§ Written exercise
Retype the full set of records. Keep every character identical.

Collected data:
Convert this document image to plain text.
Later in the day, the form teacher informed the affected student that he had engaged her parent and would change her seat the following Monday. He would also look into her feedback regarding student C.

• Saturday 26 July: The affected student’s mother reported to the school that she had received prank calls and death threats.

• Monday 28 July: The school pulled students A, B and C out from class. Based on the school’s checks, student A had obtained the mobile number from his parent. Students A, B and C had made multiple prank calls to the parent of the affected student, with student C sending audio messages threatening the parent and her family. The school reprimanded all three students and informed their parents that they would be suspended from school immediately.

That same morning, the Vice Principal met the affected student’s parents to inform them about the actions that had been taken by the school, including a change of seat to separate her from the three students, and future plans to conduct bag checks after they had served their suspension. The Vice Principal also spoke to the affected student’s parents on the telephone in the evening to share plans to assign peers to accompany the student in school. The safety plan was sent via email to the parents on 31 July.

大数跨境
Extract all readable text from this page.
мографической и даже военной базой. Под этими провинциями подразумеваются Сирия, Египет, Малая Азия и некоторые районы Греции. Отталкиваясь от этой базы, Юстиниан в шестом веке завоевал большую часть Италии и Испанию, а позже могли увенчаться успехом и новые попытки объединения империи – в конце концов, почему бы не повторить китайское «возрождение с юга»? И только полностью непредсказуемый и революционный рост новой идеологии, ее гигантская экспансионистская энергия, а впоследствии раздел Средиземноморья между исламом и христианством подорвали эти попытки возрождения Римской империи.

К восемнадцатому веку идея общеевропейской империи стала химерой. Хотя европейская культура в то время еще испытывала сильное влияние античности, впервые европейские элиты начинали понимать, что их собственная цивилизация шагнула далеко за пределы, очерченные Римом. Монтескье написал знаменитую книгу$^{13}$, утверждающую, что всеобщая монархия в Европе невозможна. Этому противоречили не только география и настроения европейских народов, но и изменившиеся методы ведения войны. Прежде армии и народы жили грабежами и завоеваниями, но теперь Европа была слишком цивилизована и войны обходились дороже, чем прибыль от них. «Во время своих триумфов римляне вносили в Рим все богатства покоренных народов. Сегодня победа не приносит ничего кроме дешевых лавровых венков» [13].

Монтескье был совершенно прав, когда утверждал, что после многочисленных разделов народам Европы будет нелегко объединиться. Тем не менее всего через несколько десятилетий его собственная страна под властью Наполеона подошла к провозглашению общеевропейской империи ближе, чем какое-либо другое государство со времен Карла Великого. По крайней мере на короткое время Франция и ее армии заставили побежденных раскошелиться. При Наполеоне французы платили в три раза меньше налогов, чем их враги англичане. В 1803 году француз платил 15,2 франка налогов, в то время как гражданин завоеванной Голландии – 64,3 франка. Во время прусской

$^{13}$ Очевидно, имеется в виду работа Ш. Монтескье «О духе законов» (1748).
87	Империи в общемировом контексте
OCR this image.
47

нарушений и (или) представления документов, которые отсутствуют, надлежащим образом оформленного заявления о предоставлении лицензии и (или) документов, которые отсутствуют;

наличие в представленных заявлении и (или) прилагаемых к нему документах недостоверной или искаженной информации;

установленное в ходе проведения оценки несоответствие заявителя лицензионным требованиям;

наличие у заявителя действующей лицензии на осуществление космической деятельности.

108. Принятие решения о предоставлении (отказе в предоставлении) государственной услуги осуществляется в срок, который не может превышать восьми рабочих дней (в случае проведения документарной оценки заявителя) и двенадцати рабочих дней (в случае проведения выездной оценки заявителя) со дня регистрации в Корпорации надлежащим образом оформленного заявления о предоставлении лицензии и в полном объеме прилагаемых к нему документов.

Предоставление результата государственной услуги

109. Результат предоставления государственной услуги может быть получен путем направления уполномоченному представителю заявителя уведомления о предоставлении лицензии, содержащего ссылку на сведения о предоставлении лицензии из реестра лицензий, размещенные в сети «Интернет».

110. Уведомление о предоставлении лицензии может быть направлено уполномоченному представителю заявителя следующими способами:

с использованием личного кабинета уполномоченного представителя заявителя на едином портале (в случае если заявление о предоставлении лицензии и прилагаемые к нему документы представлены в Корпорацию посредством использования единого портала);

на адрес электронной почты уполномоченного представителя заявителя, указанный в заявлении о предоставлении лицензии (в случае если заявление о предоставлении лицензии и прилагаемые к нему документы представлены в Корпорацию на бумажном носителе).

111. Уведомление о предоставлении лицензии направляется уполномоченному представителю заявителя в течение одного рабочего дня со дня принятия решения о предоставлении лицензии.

§ Solution
Convert this document image to plain text.
Later in the day, the form teacher informed the affected student that he had engaged her parent and would change her seat the following Monday. He would also look into her feedback regarding student C.

• Saturday 26 July: The affected student’s mother reported to the school that she had received prank calls and death threats.

• Monday 28 July: The school pulled students A, B and C out from class. Based on the school’s checks, student A had obtained the mobile number from his parent. Students A, B and C had made multiple prank calls to the parent of the affected student, with student C sending audio messages threatening the parent and her family. The school reprimanded all three students and informed their parents that they would be suspended from school immediately.

That same morning, the Vice Principal met the affected student’s parents to inform them about the actions that had been taken by the school, including a change of seat to separate her from the three students, and future plans to conduct bag checks after they had served their suspension. The Vice Principal also spoke to the affected student’s parents on the telephone in the evening to share plans to assign peers to accompany the student in school. The safety plan was sent via email to the parents on 31 July.

大数跨境
Extract all readable text from this page.
мографической и даже военной базой. Под этими провинциями подразумеваются Сирия, Египет, Малая Азия и некоторые районы Греции. Отталкиваясь от этой базы, Юстиниан в шестом веке завоевал большую часть Италии и Испанию, а позже могли увенчаться успехом и новые попытки объединения империи – в конце концов, почему бы не повторить китайское «возрождение с юга»? И только полностью непредсказуемый и революционный рост новой идеологии, ее гигантская экспансионистская энергия, а впоследствии раздел Средиземноморья между исламом и христианством подорвали эти попытки возрождения Римской империи.

К восемнадцатому веку идея общеевропейской империи стала химерой. Хотя европейская культура в то время еще испытывала сильное влияние античности, впервые европейские элиты начинали понимать, что их собственная цивилизация шагнула далеко за пределы, очерченные Римом. Монтескье написал знаменитую книгу$^{13}$, утверждающую, что всеобщая монархия в Европе невозможна. Этому противоречили не только география и настроения европейских народов, но и изменившиеся методы ведения войны. Прежде армии и народы жили грабежами и завоеваниями, но теперь Европа была слишком цивилизована и войны обходились дороже, чем прибыль от них. «Во время своих триумфов римляне вносили в Рим все богатства покоренных народов. Сегодня победа не приносит ничего кроме дешевых лавровых венков» [13].

Монтескье был совершенно прав, когда утверждал, что после многочисленных разделов народам Европы будет нелегко объединиться. Тем не менее всего через несколько десятилетий его собственная страна под властью Наполеона подошла к провозглашению общеевропейской империи ближе, чем какое-либо другое государство со времен Карла Великого. По крайней мере на короткое время Франция и ее армии заставили побежденных раскошелиться. При Наполеоне французы платили в три раза меньше налогов, чем их враги англичане. В 1803 году француз платил 15,2 франка налогов, в то время как гражданин завоеванной Голландии – 64,3 франка. Во время прусской

$^{13}$ Очевидно, имеется в виду работа Ш. Монтескье «О духе законов» (1748).
87	Империи в общемировом контексте
OCR this image.
47

нарушений и (или) представления документов, которые отсутствуют, надлежащим образом оформленного заявления о предоставлении лицензии и (или) документов, которые отсутствуют;

наличие в представленных заявлении и (или) прилагаемых к нему документах недостоверной или искаженной информации;

установленное в ходе проведения оценки несоответствие заявителя лицензионным требованиям;

наличие у заявителя действующей лицензии на осуществление космической деятельности.

108. Принятие решения о предоставлении (отказе в предоставлении) государственной услуги осуществляется в срок, который не может превышать восьми рабочих дней (в случае проведения документарной оценки заявителя) и двенадцати рабочих дней (в случае проведения выездной оценки заявителя) со дня регистрации в Корпорации надлежащим образом оформленного заявления о предоставлении лицензии и в полном объеме прилагаемых к нему документов.

Предоставление результата государственной услуги

109. Результат предоставления государственной услуги может быть получен путем направления уполномоченному представителю заявителя уведомления о предоставлении лицензии, содержащего ссылку на сведения о предоставлении лицензии из реестра лицензий, размещенные в сети «Интернет».

110. Уведомление о предоставлении лицензии может быть направлено уполномоченному представителю заявителя следующими способами:

с использованием личного кабинета уполномоченного представителя заявителя на едином портале (в случае если заявление о предоставлении лицензии и прилагаемые к нему документы представлены в Корпорацию посредством использования единого портала);

на адрес электронной почты уполномоченного представителя заявителя, указанный в заявлении о предоставлении лицензии (в случае если заявление о предоставлении лицензии и прилагаемые к нему документы представлены в Корпорацию на бумажном носителе).

111. Уведомление о предоставлении лицензии направляется уполномоченному представителю заявителя в течение одного рабочего дня со дня принятия решения о предоставлении лицензии.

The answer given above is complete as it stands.